__The problem__
Select the lines below containing the word "name".

[Chart and figure data]
+--

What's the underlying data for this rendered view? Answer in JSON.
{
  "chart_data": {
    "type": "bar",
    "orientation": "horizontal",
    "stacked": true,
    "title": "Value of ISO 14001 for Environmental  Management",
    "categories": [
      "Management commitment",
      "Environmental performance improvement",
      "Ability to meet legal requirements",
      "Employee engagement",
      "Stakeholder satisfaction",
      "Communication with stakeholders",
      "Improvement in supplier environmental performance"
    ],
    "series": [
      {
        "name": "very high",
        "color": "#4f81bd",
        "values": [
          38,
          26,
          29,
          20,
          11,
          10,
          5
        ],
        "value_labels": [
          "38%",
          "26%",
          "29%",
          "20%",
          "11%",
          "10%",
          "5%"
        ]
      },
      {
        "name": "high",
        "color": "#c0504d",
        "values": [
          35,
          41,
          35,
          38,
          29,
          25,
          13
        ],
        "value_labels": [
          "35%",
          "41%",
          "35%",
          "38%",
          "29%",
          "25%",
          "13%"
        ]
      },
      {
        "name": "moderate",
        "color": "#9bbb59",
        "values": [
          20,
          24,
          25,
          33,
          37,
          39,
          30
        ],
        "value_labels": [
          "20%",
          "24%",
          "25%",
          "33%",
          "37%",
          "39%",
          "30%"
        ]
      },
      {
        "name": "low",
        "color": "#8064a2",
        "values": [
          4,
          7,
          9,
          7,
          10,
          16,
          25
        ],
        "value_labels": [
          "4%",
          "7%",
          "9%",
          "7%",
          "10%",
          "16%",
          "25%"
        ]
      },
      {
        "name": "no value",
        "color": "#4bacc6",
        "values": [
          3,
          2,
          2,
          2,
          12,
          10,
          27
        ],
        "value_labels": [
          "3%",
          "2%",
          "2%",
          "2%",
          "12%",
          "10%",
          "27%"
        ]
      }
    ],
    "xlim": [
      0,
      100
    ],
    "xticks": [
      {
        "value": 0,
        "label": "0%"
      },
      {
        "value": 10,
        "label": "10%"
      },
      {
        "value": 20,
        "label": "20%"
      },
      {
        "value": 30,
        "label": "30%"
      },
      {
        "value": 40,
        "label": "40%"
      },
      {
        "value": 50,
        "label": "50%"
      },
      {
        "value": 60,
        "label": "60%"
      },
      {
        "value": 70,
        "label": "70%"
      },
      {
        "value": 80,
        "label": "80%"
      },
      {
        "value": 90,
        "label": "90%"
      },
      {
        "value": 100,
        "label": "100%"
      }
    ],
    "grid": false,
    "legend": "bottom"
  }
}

+--

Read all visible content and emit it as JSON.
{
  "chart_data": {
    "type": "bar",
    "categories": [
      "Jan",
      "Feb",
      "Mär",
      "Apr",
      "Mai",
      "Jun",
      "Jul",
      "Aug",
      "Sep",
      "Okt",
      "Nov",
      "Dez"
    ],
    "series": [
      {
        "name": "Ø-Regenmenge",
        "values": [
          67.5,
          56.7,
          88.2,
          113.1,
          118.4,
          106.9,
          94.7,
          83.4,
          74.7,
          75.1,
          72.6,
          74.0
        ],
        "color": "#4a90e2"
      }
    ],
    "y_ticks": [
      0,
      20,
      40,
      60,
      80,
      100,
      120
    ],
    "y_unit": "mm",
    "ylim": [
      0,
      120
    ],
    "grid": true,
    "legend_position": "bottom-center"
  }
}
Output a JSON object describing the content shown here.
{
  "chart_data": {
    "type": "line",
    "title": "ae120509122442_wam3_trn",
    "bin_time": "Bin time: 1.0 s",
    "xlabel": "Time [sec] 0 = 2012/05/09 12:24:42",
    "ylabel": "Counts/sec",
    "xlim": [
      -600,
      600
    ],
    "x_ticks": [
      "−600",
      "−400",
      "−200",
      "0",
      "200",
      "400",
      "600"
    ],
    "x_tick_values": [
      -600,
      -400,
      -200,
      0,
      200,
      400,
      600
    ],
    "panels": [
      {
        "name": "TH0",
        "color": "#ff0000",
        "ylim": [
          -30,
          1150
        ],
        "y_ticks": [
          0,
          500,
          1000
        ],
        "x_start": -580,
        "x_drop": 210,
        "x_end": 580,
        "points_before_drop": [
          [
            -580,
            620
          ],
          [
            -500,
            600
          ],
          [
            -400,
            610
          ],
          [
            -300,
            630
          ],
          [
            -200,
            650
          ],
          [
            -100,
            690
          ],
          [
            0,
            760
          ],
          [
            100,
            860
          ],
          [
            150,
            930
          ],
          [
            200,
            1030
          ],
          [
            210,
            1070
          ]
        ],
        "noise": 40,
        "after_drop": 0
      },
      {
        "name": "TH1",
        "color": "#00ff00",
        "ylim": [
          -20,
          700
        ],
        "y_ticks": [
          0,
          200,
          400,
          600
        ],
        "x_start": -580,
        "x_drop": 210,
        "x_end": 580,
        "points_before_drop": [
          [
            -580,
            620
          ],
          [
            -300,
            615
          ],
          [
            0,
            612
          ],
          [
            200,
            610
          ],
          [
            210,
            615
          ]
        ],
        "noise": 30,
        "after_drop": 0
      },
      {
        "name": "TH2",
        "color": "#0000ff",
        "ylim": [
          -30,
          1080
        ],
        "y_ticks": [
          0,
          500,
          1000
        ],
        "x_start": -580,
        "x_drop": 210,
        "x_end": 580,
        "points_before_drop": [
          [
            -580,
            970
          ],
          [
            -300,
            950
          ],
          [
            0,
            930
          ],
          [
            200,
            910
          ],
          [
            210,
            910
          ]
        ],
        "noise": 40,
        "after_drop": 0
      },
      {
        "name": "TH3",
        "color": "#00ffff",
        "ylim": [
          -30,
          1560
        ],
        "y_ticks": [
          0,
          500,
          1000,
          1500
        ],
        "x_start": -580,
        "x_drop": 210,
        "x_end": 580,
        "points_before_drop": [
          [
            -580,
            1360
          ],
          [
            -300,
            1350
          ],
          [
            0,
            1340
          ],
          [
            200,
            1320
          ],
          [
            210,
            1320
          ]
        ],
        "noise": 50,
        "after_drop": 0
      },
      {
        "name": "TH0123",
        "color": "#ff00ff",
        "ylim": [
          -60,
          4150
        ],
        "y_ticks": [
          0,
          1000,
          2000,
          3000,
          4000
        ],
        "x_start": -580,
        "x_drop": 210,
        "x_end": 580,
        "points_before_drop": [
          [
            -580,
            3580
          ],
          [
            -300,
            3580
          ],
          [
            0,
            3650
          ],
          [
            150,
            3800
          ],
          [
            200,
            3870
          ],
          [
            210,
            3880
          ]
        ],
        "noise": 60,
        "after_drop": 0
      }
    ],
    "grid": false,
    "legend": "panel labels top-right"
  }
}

+--

__Task answer__
        "name": "very high",
        "name": "high",
        "name": "moderate",
        "name": "low",
        "name": "no value",
        "name": "Ø-Regenmenge",
        "name": "TH0",
        "name": "TH1",
        "name": "TH2",
        "name": "TH3",
        "name": "TH0123",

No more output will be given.